» Written exercise: Read the records and write them out again exactly.

Stored items from a collection
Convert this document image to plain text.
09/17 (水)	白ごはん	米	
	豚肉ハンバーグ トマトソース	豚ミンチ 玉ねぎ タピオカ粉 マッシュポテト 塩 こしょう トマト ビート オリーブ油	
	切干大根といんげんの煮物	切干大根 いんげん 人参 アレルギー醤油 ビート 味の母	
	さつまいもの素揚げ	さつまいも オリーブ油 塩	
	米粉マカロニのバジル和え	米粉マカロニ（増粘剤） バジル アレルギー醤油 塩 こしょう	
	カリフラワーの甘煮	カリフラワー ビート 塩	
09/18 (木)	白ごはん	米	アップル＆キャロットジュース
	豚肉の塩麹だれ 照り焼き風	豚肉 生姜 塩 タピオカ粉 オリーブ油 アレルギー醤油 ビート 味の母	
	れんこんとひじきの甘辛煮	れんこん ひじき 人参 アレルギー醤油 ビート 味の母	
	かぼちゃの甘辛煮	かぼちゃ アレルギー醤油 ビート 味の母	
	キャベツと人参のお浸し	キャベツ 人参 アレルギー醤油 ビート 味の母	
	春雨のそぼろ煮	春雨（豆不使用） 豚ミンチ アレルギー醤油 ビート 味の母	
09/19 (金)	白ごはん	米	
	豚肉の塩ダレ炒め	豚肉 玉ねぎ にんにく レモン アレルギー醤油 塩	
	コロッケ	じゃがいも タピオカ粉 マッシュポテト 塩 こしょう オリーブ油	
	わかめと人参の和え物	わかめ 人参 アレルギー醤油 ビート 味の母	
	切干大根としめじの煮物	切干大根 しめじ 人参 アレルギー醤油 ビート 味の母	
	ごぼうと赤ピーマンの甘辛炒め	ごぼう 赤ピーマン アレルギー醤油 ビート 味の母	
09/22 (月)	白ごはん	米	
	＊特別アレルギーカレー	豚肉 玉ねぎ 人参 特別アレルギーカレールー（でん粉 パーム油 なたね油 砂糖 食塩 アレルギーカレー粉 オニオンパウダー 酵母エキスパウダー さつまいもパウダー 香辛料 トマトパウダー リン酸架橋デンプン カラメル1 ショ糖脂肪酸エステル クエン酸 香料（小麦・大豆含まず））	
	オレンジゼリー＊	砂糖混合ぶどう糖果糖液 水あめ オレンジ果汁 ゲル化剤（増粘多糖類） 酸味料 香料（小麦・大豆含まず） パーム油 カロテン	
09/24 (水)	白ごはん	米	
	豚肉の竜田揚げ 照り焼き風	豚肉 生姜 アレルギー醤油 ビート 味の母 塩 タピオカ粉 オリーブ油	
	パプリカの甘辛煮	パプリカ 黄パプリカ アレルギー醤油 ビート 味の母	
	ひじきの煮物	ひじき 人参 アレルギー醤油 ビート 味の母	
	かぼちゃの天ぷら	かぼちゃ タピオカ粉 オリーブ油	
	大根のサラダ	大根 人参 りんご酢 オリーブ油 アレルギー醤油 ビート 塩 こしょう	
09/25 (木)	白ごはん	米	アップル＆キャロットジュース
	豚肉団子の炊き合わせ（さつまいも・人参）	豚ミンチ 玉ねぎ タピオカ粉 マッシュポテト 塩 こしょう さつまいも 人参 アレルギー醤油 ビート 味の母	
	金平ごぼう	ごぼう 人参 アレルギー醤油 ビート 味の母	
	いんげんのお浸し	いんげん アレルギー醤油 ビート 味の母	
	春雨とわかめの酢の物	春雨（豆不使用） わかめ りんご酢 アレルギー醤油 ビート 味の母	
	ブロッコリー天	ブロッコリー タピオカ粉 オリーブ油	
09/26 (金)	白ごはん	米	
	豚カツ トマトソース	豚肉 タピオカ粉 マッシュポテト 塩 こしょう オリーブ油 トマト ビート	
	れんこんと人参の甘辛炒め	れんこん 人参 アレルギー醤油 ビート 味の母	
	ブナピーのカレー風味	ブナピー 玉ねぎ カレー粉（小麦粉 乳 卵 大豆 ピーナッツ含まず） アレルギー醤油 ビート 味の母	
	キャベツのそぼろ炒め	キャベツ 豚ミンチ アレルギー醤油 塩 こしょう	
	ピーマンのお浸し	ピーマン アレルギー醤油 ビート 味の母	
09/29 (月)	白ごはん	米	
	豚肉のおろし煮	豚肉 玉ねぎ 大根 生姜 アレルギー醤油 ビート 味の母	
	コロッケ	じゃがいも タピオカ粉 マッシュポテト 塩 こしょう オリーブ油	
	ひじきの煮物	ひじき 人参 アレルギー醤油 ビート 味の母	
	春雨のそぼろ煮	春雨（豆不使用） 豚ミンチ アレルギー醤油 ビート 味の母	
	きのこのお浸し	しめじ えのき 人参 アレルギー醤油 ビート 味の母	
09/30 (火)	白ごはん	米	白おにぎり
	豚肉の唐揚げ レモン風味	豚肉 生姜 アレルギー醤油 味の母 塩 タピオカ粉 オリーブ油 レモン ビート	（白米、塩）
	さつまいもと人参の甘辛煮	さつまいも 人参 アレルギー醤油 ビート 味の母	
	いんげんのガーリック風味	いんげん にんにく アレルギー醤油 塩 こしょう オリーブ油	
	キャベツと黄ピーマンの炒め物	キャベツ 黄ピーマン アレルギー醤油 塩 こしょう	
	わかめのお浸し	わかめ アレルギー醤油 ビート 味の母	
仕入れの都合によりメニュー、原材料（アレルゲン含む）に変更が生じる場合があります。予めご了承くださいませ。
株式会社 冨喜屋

» Problem solution:
Convert this document image to plain text.
09/17 (水)	白ごはん	米	
	豚肉ハンバーグ トマトソース	豚ミンチ 玉ねぎ タピオカ粉 マッシュポテト 塩 こしょう トマト ビート オリーブ油	
	切干大根といんげんの煮物	切干大根 いんげん 人参 アレルギー醤油 ビート 味の母	
	さつまいもの素揚げ	さつまいも オリーブ油 塩	
	米粉マカロニのバジル和え	米粉マカロニ（増粘剤） バジル アレルギー醤油 塩 こしょう	
	カリフラワーの甘煮	カリフラワー ビート 塩	
09/18 (木)	白ごはん	米	アップル＆キャロットジュース
	豚肉の塩麹だれ 照り焼き風	豚肉 生姜 塩 タピオカ粉 オリーブ油 アレルギー醤油 ビート 味の母	
	れんこんとひじきの甘辛煮	れんこん ひじき 人参 アレルギー醤油 ビート 味の母	
	かぼちゃの甘辛煮	かぼちゃ アレルギー醤油 ビート 味の母	
	キャベツと人参のお浸し	キャベツ 人参 アレルギー醤油 ビート 味の母	
	春雨のそぼろ煮	春雨（豆不使用） 豚ミンチ アレルギー醤油 ビート 味の母	
09/19 (金)	白ごはん	米	
	豚肉の塩ダレ炒め	豚肉 玉ねぎ にんにく レモン アレルギー醤油 塩	
	コロッケ	じゃがいも タピオカ粉 マッシュポテト 塩 こしょう オリーブ油	
	わかめと人参の和え物	わかめ 人参 アレルギー醤油 ビート 味の母	
	切干大根としめじの煮物	切干大根 しめじ 人参 アレルギー醤油 ビート 味の母	
	ごぼうと赤ピーマンの甘辛炒め	ごぼう 赤ピーマン アレルギー醤油 ビート 味の母	
09/22 (月)	白ごはん	米	
	＊特別アレルギーカレー	豚肉 玉ねぎ 人参 特別アレルギーカレールー（でん粉 パーム油 なたね油 砂糖 食塩 アレルギーカレー粉 オニオンパウダー 酵母エキスパウダー さつまいもパウダー 香辛料 トマトパウダー リン酸架橋デンプン カラメル1 ショ糖脂肪酸エステル クエン酸 香料（小麦・大豆含まず））	
	オレンジゼリー＊	砂糖混合ぶどう糖果糖液 水あめ オレンジ果汁 ゲル化剤（増粘多糖類） 酸味料 香料（小麦・大豆含まず） パーム油 カロテン	
09/24 (水)	白ごはん	米	
	豚肉の竜田揚げ 照り焼き風	豚肉 生姜 アレルギー醤油 ビート 味の母 塩 タピオカ粉 オリーブ油	
	パプリカの甘辛煮	パプリカ 黄パプリカ アレルギー醤油 ビート 味の母	
	ひじきの煮物	ひじき 人参 アレルギー醤油 ビート 味の母	
	かぼちゃの天ぷら	かぼちゃ タピオカ粉 オリーブ油	
	大根のサラダ	大根 人参 りんご酢 オリーブ油 アレルギー醤油 ビート 塩 こしょう	
09/25 (木)	白ごはん	米	アップル＆キャロットジュース
	豚肉団子の炊き合わせ（さつまいも・人参）	豚ミンチ 玉ねぎ タピオカ粉 マッシュポテト 塩 こしょう さつまいも 人参 アレルギー醤油 ビート 味の母	
	金平ごぼう	ごぼう 人参 アレルギー醤油 ビート 味の母	
	いんげんのお浸し	いんげん アレルギー醤油 ビート 味の母	
	春雨とわかめの酢の物	春雨（豆不使用） わかめ りんご酢 アレルギー醤油 ビート 味の母	
	ブロッコリー天	ブロッコリー タピオカ粉 オリーブ油	
09/26 (金)	白ごはん	米	
	豚カツ トマトソース	豚肉 タピオカ粉 マッシュポテト 塩 こしょう オリーブ油 トマト ビート	
	れんこんと人参の甘辛炒め	れんこん 人参 アレルギー醤油 ビート 味の母	
	ブナピーのカレー風味	ブナピー 玉ねぎ カレー粉（小麦粉 乳 卵 大豆 ピーナッツ含まず） アレルギー醤油 ビート 味の母	
	キャベツのそぼろ炒め	キャベツ 豚ミンチ アレルギー醤油 塩 こしょう	
	ピーマンのお浸し	ピーマン アレルギー醤油 ビート 味の母	
09/29 (月)	白ごはん	米	
	豚肉のおろし煮	豚肉 玉ねぎ 大根 生姜 アレルギー醤油 ビート 味の母	
	コロッケ	じゃがいも タピオカ粉 マッシュポテト 塩 こしょう オリーブ油	
	ひじきの煮物	ひじき 人参 アレルギー醤油 ビート 味の母	
	春雨のそぼろ煮	春雨（豆不使用） 豚ミンチ アレルギー醤油 ビート 味の母	
	きのこのお浸し	しめじ えのき 人参 アレルギー醤油 ビート 味の母	
09/30 (火)	白ごはん	米	白おにぎり
	豚肉の唐揚げ レモン風味	豚肉 生姜 アレルギー醤油 味の母 塩 タピオカ粉 オリーブ油 レモン ビート	（白米、塩）
	さつまいもと人参の甘辛煮	さつまいも 人参 アレルギー醤油 ビート 味の母	
	いんげんのガーリック風味	いんげん にんにく アレルギー醤油 塩 こしょう オリーブ油	
	キャベツと黄ピーマンの炒め物	キャベツ 黄ピーマン アレルギー醤油 塩 こしょう	
	わかめのお浸し	わかめ アレルギー醤油 ビート 味の母	
仕入れの都合によりメニュー、原材料（アレルゲン含む）に変更が生じる場合があります。予めご了承くださいませ。
株式会社 冨喜屋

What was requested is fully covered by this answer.